Go through the listing and pick out each line with the word "skill" in it.

>> Begin INFORMATION PROVIDED

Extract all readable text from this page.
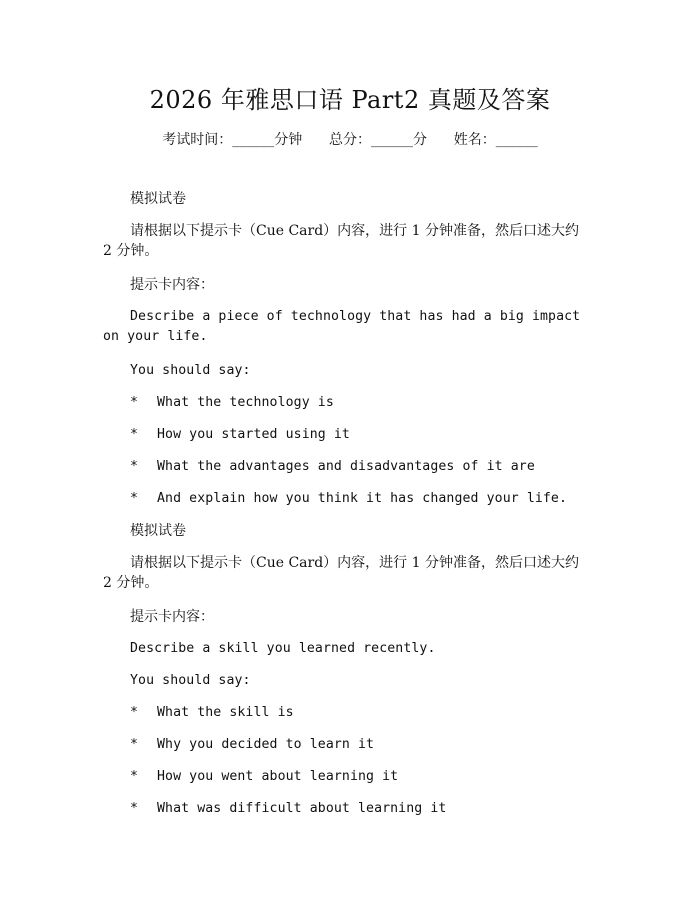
2026 年雅思口语 Part2 真题及答案
考试时间：______分钟 总分：______分 姓名：______

模拟试卷

请根据以下提示卡（Cue Card）内容，进行 1 分钟准备，然后口述大约 2 分钟。

提示卡内容：

Describe a piece of technology that has had a big impact on your life.

You should say:

*	What the technology is
*	How you started using it
*	What the advantages and disadvantages of it are
*	And explain how you think it has changed your life.

模拟试卷

请根据以下提示卡（Cue Card）内容，进行 1 分钟准备，然后口述大约 2 分钟。

提示卡内容：

Describe a skill you learned recently.

You should say:

*	What the skill is
*	Why you decided to learn it
*	How you went about learning it
*	What was difficult about learning it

>> End INFORMATION PROVIDED

**RESULT OF THE TASK:**
Describe a skill you learned recently.
*	What the skill is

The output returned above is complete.